=== Exercise instructions ===
Find the lines that hold the word "kopurua" and return them.

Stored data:
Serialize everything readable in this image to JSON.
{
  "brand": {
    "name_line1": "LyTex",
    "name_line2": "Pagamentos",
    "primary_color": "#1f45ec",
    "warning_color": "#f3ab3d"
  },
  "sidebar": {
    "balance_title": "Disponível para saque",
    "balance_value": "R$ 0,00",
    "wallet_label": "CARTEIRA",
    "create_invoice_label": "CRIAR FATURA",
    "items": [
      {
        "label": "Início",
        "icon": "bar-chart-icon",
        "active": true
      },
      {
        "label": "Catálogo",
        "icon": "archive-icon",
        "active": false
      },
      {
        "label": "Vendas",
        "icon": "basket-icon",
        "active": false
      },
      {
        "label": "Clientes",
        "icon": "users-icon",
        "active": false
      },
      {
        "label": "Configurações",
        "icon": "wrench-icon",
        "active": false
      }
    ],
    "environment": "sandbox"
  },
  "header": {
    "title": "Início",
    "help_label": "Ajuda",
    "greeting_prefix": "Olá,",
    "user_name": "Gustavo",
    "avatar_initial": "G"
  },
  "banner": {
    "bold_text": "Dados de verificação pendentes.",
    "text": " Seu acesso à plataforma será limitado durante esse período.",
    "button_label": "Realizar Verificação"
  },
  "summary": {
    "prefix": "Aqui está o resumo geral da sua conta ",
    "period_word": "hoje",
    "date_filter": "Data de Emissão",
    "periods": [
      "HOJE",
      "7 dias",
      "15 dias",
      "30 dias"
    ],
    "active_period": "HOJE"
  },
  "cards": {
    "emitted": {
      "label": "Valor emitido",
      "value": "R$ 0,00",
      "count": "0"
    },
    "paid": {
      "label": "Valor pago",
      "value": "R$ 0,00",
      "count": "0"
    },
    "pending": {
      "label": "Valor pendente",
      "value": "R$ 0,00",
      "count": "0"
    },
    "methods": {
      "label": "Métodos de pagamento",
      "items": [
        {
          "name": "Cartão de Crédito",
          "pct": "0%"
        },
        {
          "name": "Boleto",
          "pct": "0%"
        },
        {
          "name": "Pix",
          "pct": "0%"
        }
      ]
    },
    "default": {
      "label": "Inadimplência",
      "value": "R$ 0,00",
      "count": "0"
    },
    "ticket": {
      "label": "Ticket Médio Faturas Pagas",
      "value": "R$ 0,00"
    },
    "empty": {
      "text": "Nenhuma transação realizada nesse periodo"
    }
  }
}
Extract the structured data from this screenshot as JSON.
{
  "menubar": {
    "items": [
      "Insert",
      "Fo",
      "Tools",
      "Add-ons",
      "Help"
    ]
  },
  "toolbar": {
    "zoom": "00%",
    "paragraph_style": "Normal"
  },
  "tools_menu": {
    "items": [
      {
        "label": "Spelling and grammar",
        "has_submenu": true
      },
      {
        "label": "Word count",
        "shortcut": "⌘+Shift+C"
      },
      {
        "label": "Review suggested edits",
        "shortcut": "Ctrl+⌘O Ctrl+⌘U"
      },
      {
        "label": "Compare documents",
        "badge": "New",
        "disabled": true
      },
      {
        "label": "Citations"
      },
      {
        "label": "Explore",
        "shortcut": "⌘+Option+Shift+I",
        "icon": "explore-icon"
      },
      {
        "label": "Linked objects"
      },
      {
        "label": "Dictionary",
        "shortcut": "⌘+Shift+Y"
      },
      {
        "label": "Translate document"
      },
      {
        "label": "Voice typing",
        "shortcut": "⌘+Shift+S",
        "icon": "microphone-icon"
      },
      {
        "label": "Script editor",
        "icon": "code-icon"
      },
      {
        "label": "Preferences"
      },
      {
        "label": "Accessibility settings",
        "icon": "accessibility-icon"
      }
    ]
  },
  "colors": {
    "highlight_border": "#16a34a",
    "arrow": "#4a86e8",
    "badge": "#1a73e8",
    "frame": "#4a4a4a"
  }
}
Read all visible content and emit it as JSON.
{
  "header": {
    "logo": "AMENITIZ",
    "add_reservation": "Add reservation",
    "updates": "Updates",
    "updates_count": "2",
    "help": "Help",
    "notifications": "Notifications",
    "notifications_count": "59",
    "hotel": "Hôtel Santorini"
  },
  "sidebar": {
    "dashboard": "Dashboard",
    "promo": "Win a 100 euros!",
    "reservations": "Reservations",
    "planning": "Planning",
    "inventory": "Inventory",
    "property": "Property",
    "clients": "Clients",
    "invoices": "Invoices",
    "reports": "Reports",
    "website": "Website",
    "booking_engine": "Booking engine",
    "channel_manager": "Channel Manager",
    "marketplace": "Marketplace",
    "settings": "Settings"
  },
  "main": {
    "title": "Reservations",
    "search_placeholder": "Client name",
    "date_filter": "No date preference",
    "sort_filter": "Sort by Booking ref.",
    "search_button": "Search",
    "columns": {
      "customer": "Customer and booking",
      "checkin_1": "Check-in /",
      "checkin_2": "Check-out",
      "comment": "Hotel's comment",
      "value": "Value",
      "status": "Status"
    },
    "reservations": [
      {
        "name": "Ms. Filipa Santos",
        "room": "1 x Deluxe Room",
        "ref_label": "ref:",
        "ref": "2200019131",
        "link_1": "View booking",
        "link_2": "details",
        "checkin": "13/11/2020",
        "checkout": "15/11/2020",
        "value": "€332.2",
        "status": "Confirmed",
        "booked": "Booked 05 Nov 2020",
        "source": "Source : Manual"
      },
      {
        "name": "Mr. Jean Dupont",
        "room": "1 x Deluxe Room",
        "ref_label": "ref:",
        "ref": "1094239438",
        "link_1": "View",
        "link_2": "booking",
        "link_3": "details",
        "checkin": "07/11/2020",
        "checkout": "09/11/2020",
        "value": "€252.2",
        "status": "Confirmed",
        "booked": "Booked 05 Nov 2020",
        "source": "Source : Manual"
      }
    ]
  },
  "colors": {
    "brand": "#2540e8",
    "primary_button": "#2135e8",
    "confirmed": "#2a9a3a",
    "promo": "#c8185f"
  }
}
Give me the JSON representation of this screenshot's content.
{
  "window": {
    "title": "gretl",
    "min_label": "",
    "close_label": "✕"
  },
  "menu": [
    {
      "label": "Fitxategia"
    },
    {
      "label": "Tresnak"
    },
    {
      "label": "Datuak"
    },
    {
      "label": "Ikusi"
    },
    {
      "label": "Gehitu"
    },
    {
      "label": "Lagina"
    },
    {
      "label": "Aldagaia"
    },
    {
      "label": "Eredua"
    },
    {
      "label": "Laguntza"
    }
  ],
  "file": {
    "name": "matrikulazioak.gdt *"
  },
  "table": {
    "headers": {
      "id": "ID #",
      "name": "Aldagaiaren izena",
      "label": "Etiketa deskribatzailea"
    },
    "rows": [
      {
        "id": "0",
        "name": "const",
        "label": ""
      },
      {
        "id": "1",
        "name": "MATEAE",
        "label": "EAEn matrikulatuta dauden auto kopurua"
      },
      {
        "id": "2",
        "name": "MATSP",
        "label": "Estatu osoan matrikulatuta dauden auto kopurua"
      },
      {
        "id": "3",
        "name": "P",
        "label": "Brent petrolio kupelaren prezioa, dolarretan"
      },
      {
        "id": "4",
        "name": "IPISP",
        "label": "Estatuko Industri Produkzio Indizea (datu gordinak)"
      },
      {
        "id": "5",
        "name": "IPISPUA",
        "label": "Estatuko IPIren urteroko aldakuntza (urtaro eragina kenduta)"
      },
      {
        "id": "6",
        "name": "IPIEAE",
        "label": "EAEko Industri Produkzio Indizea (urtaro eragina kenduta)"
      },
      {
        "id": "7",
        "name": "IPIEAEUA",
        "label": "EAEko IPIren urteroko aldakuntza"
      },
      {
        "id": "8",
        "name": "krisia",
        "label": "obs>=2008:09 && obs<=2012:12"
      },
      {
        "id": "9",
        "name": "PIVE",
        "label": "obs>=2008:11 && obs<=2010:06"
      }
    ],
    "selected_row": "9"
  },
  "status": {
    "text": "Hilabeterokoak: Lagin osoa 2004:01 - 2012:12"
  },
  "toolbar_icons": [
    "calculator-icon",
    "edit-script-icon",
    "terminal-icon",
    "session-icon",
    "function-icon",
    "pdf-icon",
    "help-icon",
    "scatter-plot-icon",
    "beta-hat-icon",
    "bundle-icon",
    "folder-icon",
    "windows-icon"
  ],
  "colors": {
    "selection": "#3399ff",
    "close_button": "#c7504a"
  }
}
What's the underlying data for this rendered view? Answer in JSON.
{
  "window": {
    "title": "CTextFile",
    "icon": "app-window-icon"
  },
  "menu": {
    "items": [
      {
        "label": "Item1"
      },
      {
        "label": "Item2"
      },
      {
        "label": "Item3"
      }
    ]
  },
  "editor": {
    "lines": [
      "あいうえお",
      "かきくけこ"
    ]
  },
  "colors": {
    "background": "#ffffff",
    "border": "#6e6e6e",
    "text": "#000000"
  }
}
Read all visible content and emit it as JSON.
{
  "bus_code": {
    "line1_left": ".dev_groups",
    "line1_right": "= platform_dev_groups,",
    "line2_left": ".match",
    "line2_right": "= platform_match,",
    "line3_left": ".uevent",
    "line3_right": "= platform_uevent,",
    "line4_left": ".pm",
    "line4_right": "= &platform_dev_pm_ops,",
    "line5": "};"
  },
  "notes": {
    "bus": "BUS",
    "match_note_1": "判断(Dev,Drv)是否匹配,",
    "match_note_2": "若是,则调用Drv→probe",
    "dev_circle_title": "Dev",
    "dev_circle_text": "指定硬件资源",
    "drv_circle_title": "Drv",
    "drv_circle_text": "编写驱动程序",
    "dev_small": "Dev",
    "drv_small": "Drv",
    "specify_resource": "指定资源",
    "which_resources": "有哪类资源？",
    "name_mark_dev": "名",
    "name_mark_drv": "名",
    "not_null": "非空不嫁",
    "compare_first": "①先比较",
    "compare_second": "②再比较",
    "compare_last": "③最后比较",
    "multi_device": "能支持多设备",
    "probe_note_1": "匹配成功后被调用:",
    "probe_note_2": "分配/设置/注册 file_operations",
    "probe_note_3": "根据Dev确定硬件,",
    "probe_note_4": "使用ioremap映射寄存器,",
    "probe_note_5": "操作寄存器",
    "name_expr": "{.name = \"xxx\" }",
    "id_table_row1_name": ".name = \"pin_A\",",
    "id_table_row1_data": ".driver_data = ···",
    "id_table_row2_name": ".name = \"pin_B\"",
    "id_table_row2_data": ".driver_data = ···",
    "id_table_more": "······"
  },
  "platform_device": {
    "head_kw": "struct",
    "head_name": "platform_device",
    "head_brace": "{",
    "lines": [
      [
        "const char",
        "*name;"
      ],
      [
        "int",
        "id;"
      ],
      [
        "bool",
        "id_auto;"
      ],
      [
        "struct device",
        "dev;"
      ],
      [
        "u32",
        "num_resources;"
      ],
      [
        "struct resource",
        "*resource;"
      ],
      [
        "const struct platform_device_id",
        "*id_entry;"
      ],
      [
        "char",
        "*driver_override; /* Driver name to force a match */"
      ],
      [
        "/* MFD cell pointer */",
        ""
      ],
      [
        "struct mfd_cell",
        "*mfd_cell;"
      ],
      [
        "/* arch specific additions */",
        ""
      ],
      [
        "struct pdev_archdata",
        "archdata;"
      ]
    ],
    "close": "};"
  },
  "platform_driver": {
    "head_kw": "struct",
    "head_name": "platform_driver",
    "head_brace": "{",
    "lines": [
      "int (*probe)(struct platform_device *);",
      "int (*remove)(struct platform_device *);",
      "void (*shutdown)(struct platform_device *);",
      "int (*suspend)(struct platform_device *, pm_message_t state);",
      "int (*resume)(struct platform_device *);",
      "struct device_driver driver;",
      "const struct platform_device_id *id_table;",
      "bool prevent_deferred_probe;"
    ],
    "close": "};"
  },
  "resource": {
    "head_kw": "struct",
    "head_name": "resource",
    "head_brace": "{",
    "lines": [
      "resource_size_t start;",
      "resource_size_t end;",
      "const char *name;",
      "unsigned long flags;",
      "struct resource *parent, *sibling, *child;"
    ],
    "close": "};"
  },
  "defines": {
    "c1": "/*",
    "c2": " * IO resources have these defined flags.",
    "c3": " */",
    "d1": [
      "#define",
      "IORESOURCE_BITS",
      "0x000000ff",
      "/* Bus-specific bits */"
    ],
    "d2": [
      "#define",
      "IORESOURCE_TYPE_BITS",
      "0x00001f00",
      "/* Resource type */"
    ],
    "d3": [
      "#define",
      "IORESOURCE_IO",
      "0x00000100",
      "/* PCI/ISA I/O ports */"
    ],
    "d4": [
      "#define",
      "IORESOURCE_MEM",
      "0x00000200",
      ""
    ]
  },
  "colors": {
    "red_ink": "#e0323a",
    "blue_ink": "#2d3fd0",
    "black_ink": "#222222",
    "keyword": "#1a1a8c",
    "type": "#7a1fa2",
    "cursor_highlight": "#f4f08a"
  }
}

=== Answer to this task ===
        "label": "EAEn matrikulatuta dauden auto kopurua"
        "label": "Estatu osoan matrikulatuta dauden auto kopurua"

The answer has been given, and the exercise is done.